- **Exercise**
Please reproduce the listing below word for word, leaving out the pictures.

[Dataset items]
☆ ☆ ☆

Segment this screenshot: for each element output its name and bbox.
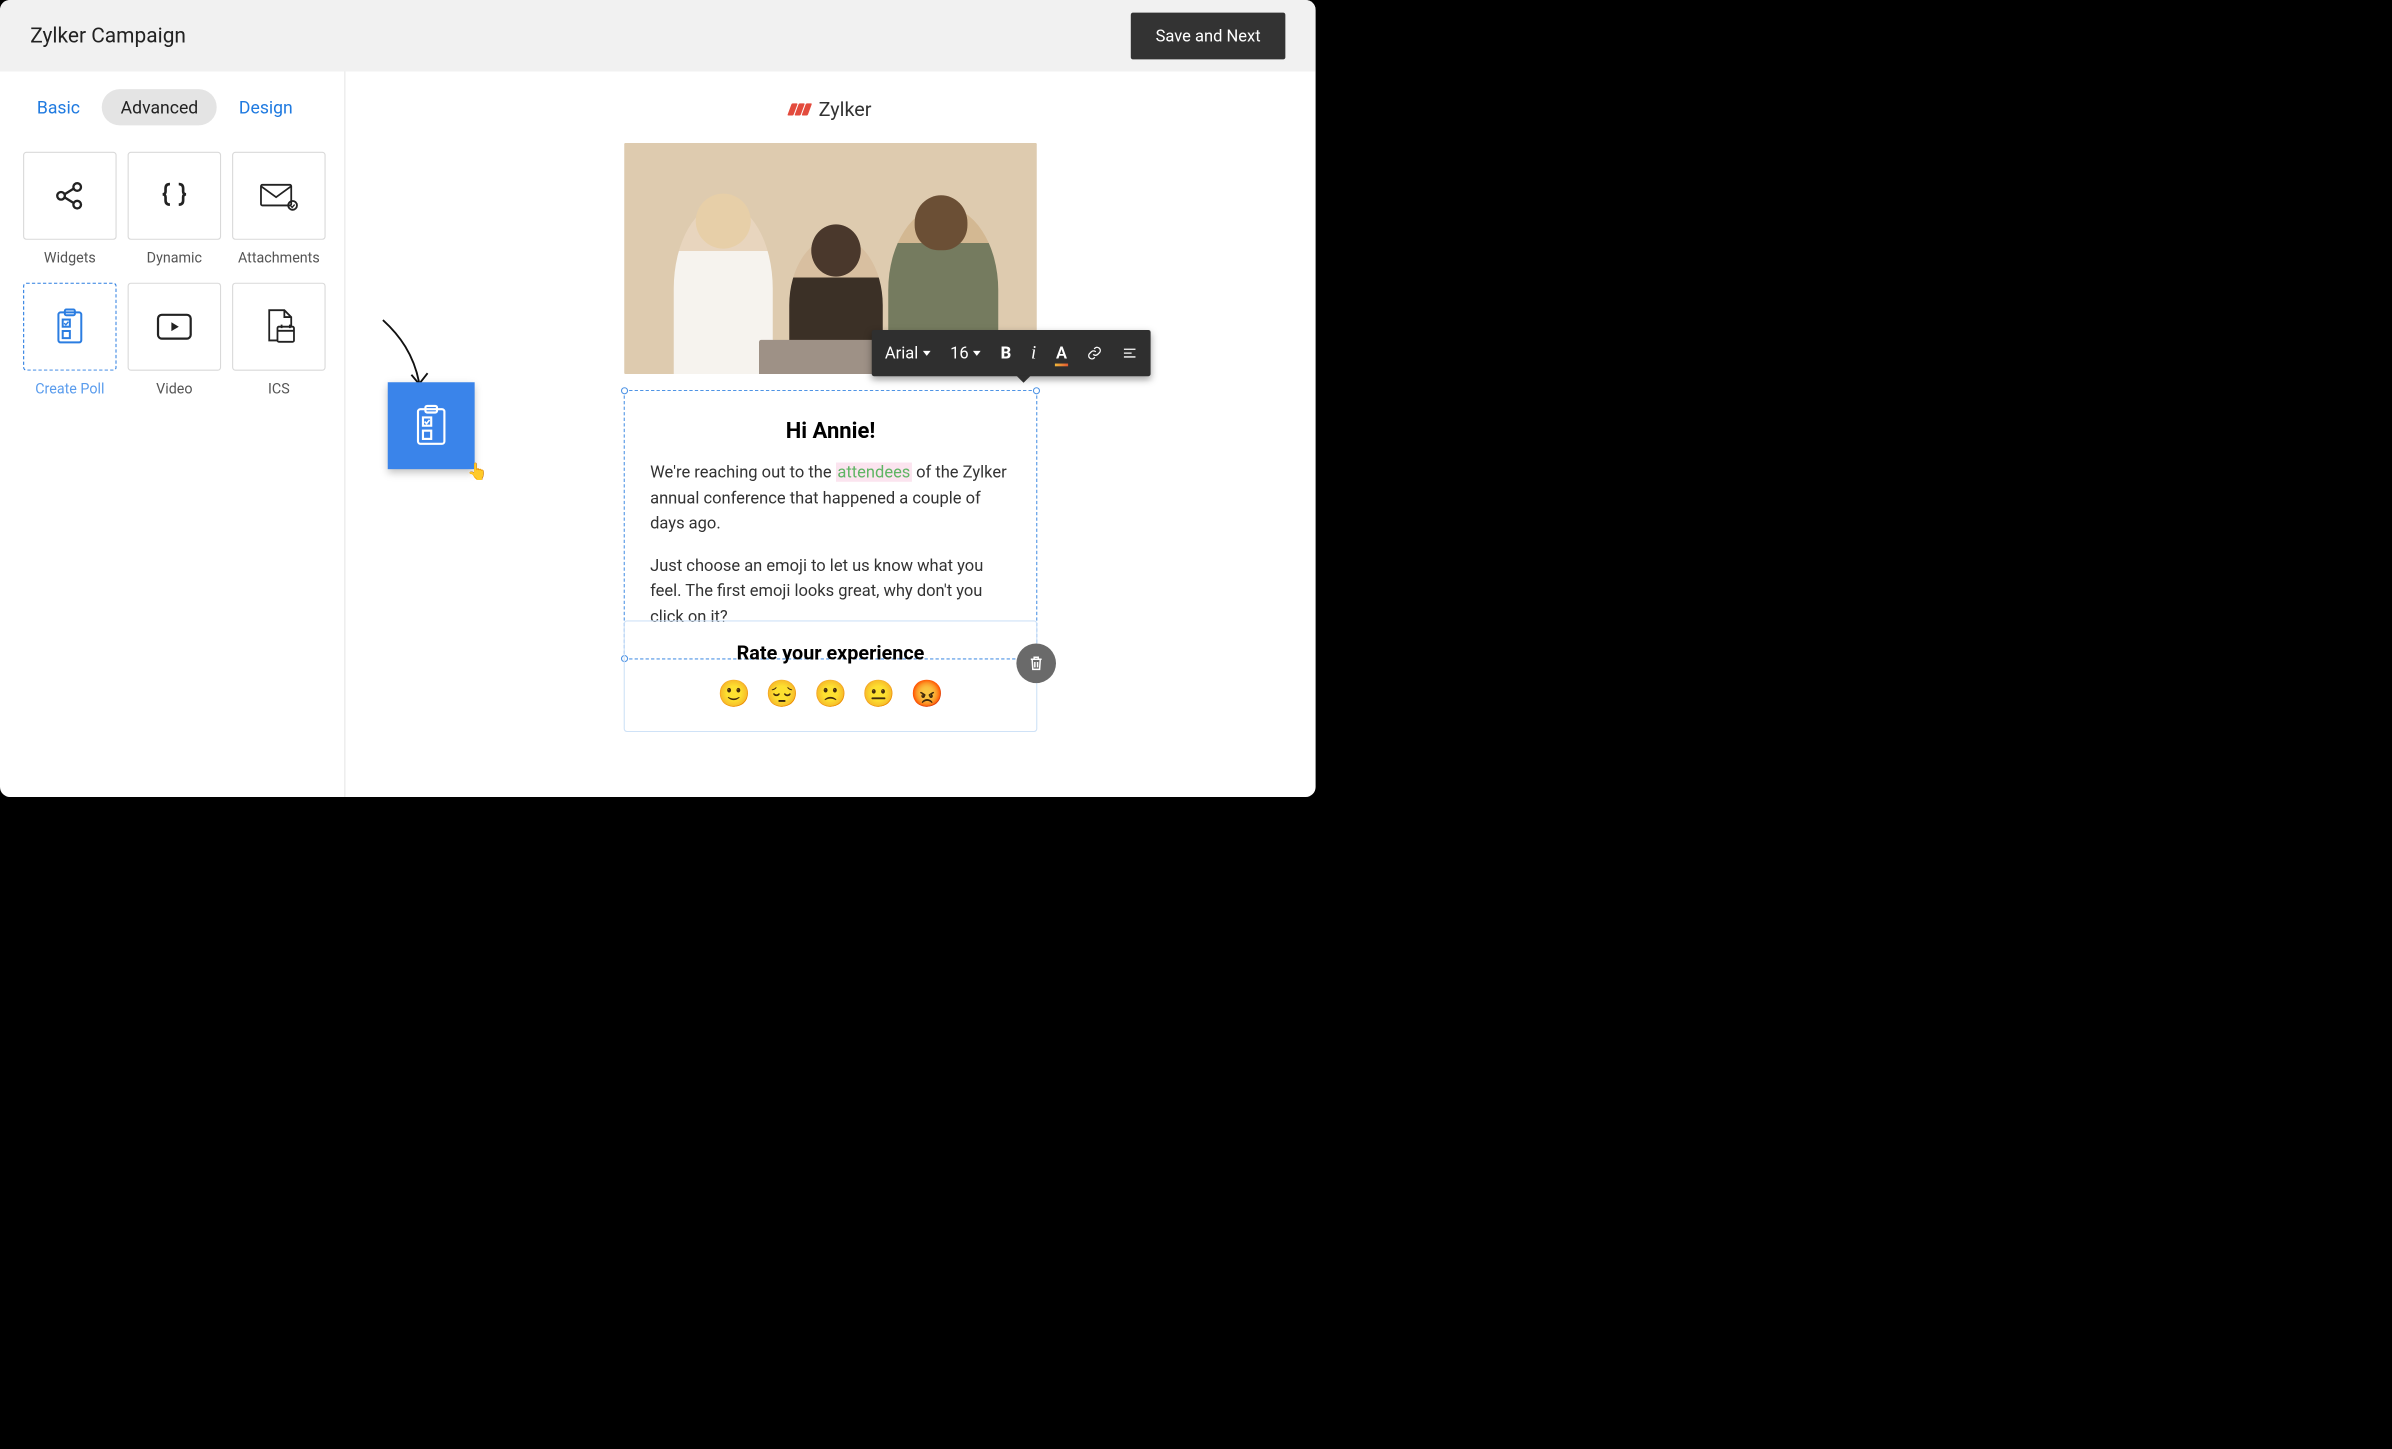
resize-handle[interactable] (1033, 387, 1040, 394)
poll-emoji-1[interactable]: 🙂 (718, 678, 751, 709)
brand-logo-icon (790, 103, 810, 115)
sidebar: Basic Advanced Design Widgets Dynamic At… (0, 72, 345, 797)
brand-name: Zylker (819, 98, 872, 121)
component-video[interactable]: Video (128, 283, 222, 397)
poll-block[interactable]: Rate your experience 🙂 😔 🙁 😐 😡 (624, 620, 1038, 732)
component-ics[interactable]: ICS (232, 283, 326, 397)
toolbar-font-picker[interactable]: Arial (885, 343, 930, 362)
poll-emoji-2[interactable]: 😔 (766, 678, 799, 709)
component-label: Widgets (44, 250, 96, 267)
component-widgets[interactable]: Widgets (23, 152, 117, 266)
hero-person-1 (674, 204, 773, 375)
chevron-down-icon (973, 351, 981, 356)
paragraph-1[interactable]: We're reaching out to the attendees of t… (650, 460, 1011, 537)
toolbar-size-picker[interactable]: 16 (950, 343, 981, 362)
component-create-poll[interactable]: Create Poll (23, 283, 117, 397)
link-icon (1087, 345, 1102, 360)
email-canvas[interactable]: Zylker Arial 16 B i A (345, 72, 1315, 797)
toolbar-italic-button[interactable]: i (1031, 343, 1036, 364)
poll-icon (56, 308, 85, 345)
page-title: Zylker Campaign (30, 24, 186, 48)
tab-advanced[interactable]: Advanced (102, 89, 217, 125)
toolbar-text-color-button[interactable]: A (1056, 343, 1067, 362)
text-block-selected[interactable]: Hi Annie! We're reaching out to the atte… (624, 390, 1038, 660)
resize-handle[interactable] (621, 387, 628, 394)
brand: Zylker (790, 98, 872, 121)
toolbar-font-value: Arial (885, 343, 918, 362)
component-label: Attachments (238, 250, 320, 267)
share-icon (52, 178, 87, 213)
calendar-icon (262, 307, 295, 346)
braces-icon (157, 178, 192, 213)
text-format-toolbar: Arial 16 B i A (872, 330, 1151, 376)
toolbar-align-button[interactable] (1122, 345, 1137, 360)
chevron-down-icon (923, 351, 931, 356)
component-label: Dynamic (147, 250, 202, 267)
poll-title: Rate your experience (625, 641, 1036, 664)
body: Basic Advanced Design Widgets Dynamic At… (0, 72, 1316, 797)
component-dynamic[interactable]: Dynamic (128, 152, 222, 266)
component-grid: Widgets Dynamic Attachments Create Poll (23, 152, 321, 397)
component-attachments[interactable]: Attachments (232, 152, 326, 266)
hero-laptop (759, 340, 875, 374)
tab-design[interactable]: Design (239, 97, 293, 118)
paragraph-2[interactable]: Just choose an emoji to let us know what… (650, 553, 1011, 630)
video-icon (155, 312, 195, 342)
sidebar-tabs: Basic Advanced Design (37, 89, 321, 125)
poll-emoji-3[interactable]: 🙁 (814, 678, 847, 709)
poll-emoji-5[interactable]: 😡 (911, 678, 944, 709)
topbar: Zylker Campaign Save and Next (0, 0, 1316, 72)
drag-ghost-create-poll[interactable]: 👆 (388, 382, 475, 469)
merge-tag-attendees[interactable]: attendees (836, 463, 912, 482)
poll-emoji-row: 🙂 😔 🙁 😐 😡 (625, 678, 1036, 709)
envelope-icon (260, 180, 299, 211)
app-window: Zylker Campaign Save and Next Basic Adva… (0, 0, 1316, 797)
align-icon (1122, 345, 1137, 360)
greeting-heading[interactable]: Hi Annie! (650, 417, 1011, 443)
trash-icon (1028, 655, 1045, 673)
toolbar-size-value: 16 (950, 343, 969, 362)
para1-pre: We're reaching out to the (650, 463, 836, 482)
component-label: Create Poll (35, 381, 104, 398)
poll-icon (415, 404, 448, 447)
save-and-next-button[interactable]: Save and Next (1131, 12, 1285, 59)
tab-basic[interactable]: Basic (37, 97, 80, 118)
toolbar-link-button[interactable] (1087, 345, 1102, 360)
poll-emoji-4[interactable]: 😐 (862, 678, 895, 709)
component-label: Video (156, 381, 192, 398)
component-label: ICS (268, 381, 290, 398)
delete-block-button[interactable] (1016, 644, 1056, 684)
toolbar-bold-button[interactable]: B (1001, 343, 1012, 362)
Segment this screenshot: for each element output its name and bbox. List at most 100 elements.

☆ ☆ ☆

- **The completed task**
Segment this screenshot: for each element output its name and bbox.
resize-handle[interactable] (1033, 387, 1040, 394)
poll-emoji-1[interactable]: 🙂 (718, 678, 751, 709)
brand-logo-icon (790, 103, 810, 115)
sidebar: Basic Advanced Design Widgets Dynamic At… (0, 72, 345, 797)
brand-name: Zylker (819, 98, 872, 121)
component-video[interactable]: Video (128, 283, 222, 397)
poll-block[interactable]: Rate your experience 🙂 😔 🙁 😐 😡 (624, 620, 1038, 732)
component-ics[interactable]: ICS (232, 283, 326, 397)
toolbar-font-picker[interactable]: Arial (885, 343, 930, 362)
poll-emoji-2[interactable]: 😔 (766, 678, 799, 709)
component-label: Widgets (44, 250, 96, 267)
component-widgets[interactable]: Widgets (23, 152, 117, 266)
hero-person-1 (674, 204, 773, 375)
chevron-down-icon (973, 351, 981, 356)
paragraph-1[interactable]: We're reaching out to the attendees of t… (650, 460, 1011, 537)
toolbar-size-picker[interactable]: 16 (950, 343, 981, 362)
component-create-poll[interactable]: Create Poll (23, 283, 117, 397)
link-icon (1087, 345, 1102, 360)
email-canvas[interactable]: Zylker Arial 16 B i A (345, 72, 1315, 797)
toolbar-italic-button[interactable]: i (1031, 343, 1036, 364)
poll-icon (56, 308, 85, 345)
page-title: Zylker Campaign (30, 24, 186, 48)
tab-advanced[interactable]: Advanced (102, 89, 217, 125)
toolbar-text-color-button[interactable]: A (1056, 343, 1067, 362)
text-block-selected[interactable]: Hi Annie! We're reaching out to the atte… (624, 390, 1038, 660)
resize-handle[interactable] (621, 387, 628, 394)
brand: Zylker (790, 98, 872, 121)
toolbar-font-value: Arial (885, 343, 918, 362)
component-label: Attachments (238, 250, 320, 267)
share-icon (52, 178, 87, 213)
calendar-icon (262, 307, 295, 346)
braces-icon (157, 178, 192, 213)
text-format-toolbar: Arial 16 B i A (872, 330, 1151, 376)
toolbar-align-button[interactable] (1122, 345, 1137, 360)
chevron-down-icon (923, 351, 931, 356)
component-label: Dynamic (147, 250, 202, 267)
poll-title: Rate your experience (625, 641, 1036, 664)
body: Basic Advanced Design Widgets Dynamic At… (0, 72, 1316, 797)
component-dynamic[interactable]: Dynamic (128, 152, 222, 266)
component-grid: Widgets Dynamic Attachments Create Poll (23, 152, 321, 397)
component-attachments[interactable]: Attachments (232, 152, 326, 266)
hero-laptop (759, 340, 875, 374)
tab-design[interactable]: Design (239, 97, 293, 118)
paragraph-2[interactable]: Just choose an emoji to let us know what… (650, 553, 1011, 630)
video-icon (155, 312, 195, 342)
sidebar-tabs: Basic Advanced Design (37, 89, 321, 125)
poll-emoji-3[interactable]: 🙁 (814, 678, 847, 709)
poll-emoji-5[interactable]: 😡 (911, 678, 944, 709)
topbar: Zylker Campaign Save and Next (0, 0, 1316, 72)
drag-ghost-create-poll[interactable]: 👆 (388, 382, 475, 469)
merge-tag-attendees[interactable]: attendees (836, 463, 912, 482)
poll-emoji-row: 🙂 😔 🙁 😐 😡 (625, 678, 1036, 709)
envelope-icon (260, 180, 299, 211)
app-window: Zylker Campaign Save and Next Basic Adva… (0, 0, 1316, 797)
align-icon (1122, 345, 1137, 360)
greeting-heading[interactable]: Hi Annie! (650, 417, 1011, 443)
trash-icon (1028, 655, 1045, 673)
toolbar-size-value: 16 (950, 343, 969, 362)
para1-pre: We're reaching out to the (650, 463, 836, 482)
component-label: Create Poll (35, 381, 104, 398)
poll-icon (415, 404, 448, 447)
save-and-next-button[interactable]: Save and Next (1131, 12, 1285, 59)
tab-basic[interactable]: Basic (37, 97, 80, 118)
toolbar-link-button[interactable] (1087, 345, 1102, 360)
poll-emoji-4[interactable]: 😐 (862, 678, 895, 709)
component-label: Video (156, 381, 192, 398)
component-label: ICS (268, 381, 290, 398)
delete-block-button[interactable] (1016, 644, 1056, 684)
toolbar-bold-button[interactable]: B (1001, 343, 1012, 362)
Segment this screenshot: for each element output its name and bbox. List at most 100 elements.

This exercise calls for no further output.